Print every entry exactly as written.

Exercise material start

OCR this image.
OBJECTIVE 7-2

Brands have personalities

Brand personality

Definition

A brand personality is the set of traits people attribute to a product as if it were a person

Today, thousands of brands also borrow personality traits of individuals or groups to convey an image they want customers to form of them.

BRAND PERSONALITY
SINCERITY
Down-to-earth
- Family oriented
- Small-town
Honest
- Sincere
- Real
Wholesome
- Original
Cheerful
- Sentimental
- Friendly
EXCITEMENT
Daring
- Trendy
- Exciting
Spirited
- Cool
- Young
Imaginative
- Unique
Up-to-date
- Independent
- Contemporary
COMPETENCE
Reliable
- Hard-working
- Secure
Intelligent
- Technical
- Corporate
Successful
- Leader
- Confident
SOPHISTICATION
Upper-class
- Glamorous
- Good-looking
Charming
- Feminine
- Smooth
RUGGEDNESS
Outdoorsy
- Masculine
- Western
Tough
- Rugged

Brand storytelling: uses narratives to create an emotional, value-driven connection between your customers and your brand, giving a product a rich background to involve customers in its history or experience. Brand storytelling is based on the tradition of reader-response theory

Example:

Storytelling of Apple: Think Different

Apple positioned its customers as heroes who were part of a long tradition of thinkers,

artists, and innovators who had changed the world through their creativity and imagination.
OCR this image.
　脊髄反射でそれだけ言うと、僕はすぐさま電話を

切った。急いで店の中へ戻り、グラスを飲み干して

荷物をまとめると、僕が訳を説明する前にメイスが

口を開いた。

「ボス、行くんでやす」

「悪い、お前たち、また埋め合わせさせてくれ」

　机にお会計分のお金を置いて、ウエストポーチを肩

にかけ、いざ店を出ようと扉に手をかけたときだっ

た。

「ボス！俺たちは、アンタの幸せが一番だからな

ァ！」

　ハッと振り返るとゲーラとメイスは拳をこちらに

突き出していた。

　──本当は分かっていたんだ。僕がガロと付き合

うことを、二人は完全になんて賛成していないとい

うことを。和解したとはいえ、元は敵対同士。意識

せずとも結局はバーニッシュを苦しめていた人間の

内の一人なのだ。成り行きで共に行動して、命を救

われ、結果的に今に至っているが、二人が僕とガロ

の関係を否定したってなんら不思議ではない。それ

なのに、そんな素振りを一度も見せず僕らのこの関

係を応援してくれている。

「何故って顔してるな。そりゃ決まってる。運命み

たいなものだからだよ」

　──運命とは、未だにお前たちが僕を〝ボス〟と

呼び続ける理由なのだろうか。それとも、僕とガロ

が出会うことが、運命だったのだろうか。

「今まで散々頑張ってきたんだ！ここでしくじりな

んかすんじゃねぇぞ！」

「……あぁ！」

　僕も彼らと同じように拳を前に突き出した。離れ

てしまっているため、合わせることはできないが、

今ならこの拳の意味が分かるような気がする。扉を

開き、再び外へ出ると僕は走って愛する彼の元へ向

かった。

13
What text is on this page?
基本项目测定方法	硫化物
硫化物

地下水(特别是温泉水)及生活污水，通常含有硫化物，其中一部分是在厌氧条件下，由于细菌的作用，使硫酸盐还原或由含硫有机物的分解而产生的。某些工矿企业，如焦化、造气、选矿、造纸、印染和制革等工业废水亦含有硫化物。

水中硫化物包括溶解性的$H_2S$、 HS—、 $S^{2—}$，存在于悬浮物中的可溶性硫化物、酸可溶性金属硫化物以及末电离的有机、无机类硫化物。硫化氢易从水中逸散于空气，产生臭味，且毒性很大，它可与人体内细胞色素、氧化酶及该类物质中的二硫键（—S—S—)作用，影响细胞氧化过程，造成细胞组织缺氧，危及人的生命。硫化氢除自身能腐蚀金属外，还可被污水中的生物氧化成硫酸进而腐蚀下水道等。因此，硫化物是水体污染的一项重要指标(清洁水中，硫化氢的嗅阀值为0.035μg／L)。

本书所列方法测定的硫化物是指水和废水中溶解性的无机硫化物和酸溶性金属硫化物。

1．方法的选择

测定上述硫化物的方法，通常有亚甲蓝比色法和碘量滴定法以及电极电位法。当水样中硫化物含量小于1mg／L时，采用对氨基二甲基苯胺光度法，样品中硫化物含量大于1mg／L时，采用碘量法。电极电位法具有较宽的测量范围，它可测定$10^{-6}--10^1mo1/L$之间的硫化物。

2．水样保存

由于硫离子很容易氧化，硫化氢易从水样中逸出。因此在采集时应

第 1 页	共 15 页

Exercise material end

*Output of the task*:
OCR this image.
OBJECTIVE 7-2

Brands have personalities

Brand personality

Definition

A brand personality is the set of traits people attribute to a product as if it were a person

Today, thousands of brands also borrow personality traits of individuals or groups to convey an image they want customers to form of them.

BRAND PERSONALITY
SINCERITY
Down-to-earth
- Family oriented
- Small-town
Honest
- Sincere
- Real
Wholesome
- Original
Cheerful
- Sentimental
- Friendly
EXCITEMENT
Daring
- Trendy
- Exciting
Spirited
- Cool
- Young
Imaginative
- Unique
Up-to-date
- Independent
- Contemporary
COMPETENCE
Reliable
- Hard-working
- Secure
Intelligent
- Technical
- Corporate
Successful
- Leader
- Confident
SOPHISTICATION
Upper-class
- Glamorous
- Good-looking
Charming
- Feminine
- Smooth
RUGGEDNESS
Outdoorsy
- Masculine
- Western
Tough
- Rugged

Brand storytelling: uses narratives to create an emotional, value-driven connection between your customers and your brand, giving a product a rich background to involve customers in its history or experience. Brand storytelling is based on the tradition of reader-response theory

Example:

Storytelling of Apple: Think Different

Apple positioned its customers as heroes who were part of a long tradition of thinkers,

artists, and innovators who had changed the world through their creativity and imagination.
OCR this image.
　脊髄反射でそれだけ言うと、僕はすぐさま電話を

切った。急いで店の中へ戻り、グラスを飲み干して

荷物をまとめると、僕が訳を説明する前にメイスが

口を開いた。

「ボス、行くんでやす」

「悪い、お前たち、また埋め合わせさせてくれ」

　机にお会計分のお金を置いて、ウエストポーチを肩

にかけ、いざ店を出ようと扉に手をかけたときだっ

た。

「ボス！俺たちは、アンタの幸せが一番だからな

ァ！」

　ハッと振り返るとゲーラとメイスは拳をこちらに

突き出していた。

　──本当は分かっていたんだ。僕がガロと付き合

うことを、二人は完全になんて賛成していないとい

うことを。和解したとはいえ、元は敵対同士。意識

せずとも結局はバーニッシュを苦しめていた人間の

内の一人なのだ。成り行きで共に行動して、命を救

われ、結果的に今に至っているが、二人が僕とガロ

の関係を否定したってなんら不思議ではない。それ

なのに、そんな素振りを一度も見せず僕らのこの関

係を応援してくれている。

「何故って顔してるな。そりゃ決まってる。運命み

たいなものだからだよ」

　──運命とは、未だにお前たちが僕を〝ボス〟と

呼び続ける理由なのだろうか。それとも、僕とガロ

が出会うことが、運命だったのだろうか。

「今まで散々頑張ってきたんだ！ここでしくじりな

んかすんじゃねぇぞ！」

「……あぁ！」

　僕も彼らと同じように拳を前に突き出した。離れ

てしまっているため、合わせることはできないが、

今ならこの拳の意味が分かるような気がする。扉を

開き、再び外へ出ると僕は走って愛する彼の元へ向

かった。

13
What text is on this page?
基本项目测定方法	硫化物
硫化物

地下水(特别是温泉水)及生活污水，通常含有硫化物，其中一部分是在厌氧条件下，由于细菌的作用，使硫酸盐还原或由含硫有机物的分解而产生的。某些工矿企业，如焦化、造气、选矿、造纸、印染和制革等工业废水亦含有硫化物。

水中硫化物包括溶解性的$H_2S$、 HS—、 $S^{2—}$，存在于悬浮物中的可溶性硫化物、酸可溶性金属硫化物以及末电离的有机、无机类硫化物。硫化氢易从水中逸散于空气，产生臭味，且毒性很大，它可与人体内细胞色素、氧化酶及该类物质中的二硫键（—S—S—)作用，影响细胞氧化过程，造成细胞组织缺氧，危及人的生命。硫化氢除自身能腐蚀金属外，还可被污水中的生物氧化成硫酸进而腐蚀下水道等。因此，硫化物是水体污染的一项重要指标(清洁水中，硫化氢的嗅阀值为0.035μg／L)。

本书所列方法测定的硫化物是指水和废水中溶解性的无机硫化物和酸溶性金属硫化物。

1．方法的选择

测定上述硫化物的方法，通常有亚甲蓝比色法和碘量滴定法以及电极电位法。当水样中硫化物含量小于1mg／L时，采用对氨基二甲基苯胺光度法，样品中硫化物含量大于1mg／L时，采用碘量法。电极电位法具有较宽的测量范围，它可测定$10^{-6}--10^1mo1/L$之间的硫化物。

2．水样保存

由于硫离子很容易氧化，硫化氢易从水样中逸出。因此在采集时应

第 1 页	共 15 页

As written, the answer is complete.